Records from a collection
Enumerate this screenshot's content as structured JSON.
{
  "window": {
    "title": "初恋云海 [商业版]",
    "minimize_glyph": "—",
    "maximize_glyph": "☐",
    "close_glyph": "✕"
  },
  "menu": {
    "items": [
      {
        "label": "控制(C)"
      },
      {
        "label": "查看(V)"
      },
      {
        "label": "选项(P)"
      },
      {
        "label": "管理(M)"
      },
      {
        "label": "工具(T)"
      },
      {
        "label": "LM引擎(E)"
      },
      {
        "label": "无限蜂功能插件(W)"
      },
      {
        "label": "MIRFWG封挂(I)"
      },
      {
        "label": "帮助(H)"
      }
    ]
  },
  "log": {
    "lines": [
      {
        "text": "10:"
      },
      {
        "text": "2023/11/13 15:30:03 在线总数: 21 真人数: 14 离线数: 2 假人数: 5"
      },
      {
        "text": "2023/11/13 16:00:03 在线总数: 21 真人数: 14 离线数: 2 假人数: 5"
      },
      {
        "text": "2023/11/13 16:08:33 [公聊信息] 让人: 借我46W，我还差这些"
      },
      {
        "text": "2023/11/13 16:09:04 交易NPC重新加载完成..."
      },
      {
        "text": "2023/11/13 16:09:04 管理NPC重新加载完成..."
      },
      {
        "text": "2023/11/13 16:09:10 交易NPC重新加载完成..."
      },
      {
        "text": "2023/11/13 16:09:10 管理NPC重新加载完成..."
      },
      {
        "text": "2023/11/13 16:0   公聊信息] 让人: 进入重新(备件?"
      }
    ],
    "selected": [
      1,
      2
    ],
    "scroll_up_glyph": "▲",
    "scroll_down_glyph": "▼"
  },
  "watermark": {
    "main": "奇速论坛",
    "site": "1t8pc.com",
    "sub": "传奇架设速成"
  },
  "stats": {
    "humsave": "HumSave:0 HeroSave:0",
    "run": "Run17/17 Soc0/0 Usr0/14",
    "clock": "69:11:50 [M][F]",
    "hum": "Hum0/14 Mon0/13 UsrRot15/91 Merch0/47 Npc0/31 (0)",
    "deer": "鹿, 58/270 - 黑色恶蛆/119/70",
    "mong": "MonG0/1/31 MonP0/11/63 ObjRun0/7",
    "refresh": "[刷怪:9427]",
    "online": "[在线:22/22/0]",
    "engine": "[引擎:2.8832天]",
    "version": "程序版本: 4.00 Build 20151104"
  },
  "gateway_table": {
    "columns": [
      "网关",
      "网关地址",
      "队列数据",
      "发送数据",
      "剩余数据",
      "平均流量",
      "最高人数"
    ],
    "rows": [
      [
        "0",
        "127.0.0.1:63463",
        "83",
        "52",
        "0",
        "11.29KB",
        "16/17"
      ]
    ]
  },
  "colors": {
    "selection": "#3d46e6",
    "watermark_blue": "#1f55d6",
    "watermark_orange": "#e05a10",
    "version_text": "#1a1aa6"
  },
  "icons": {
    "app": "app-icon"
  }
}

§ **Work to do**: Using the records given above, list every line that includes the word "公聊信息".

§ **Task response**:
        "text": "2023/11/13 16:08:33 [公聊信息] 让人: 借我46W，我还差这些"
        "text": "2023/11/13 16:0   公聊信息] 让人: 进入重新(备件?"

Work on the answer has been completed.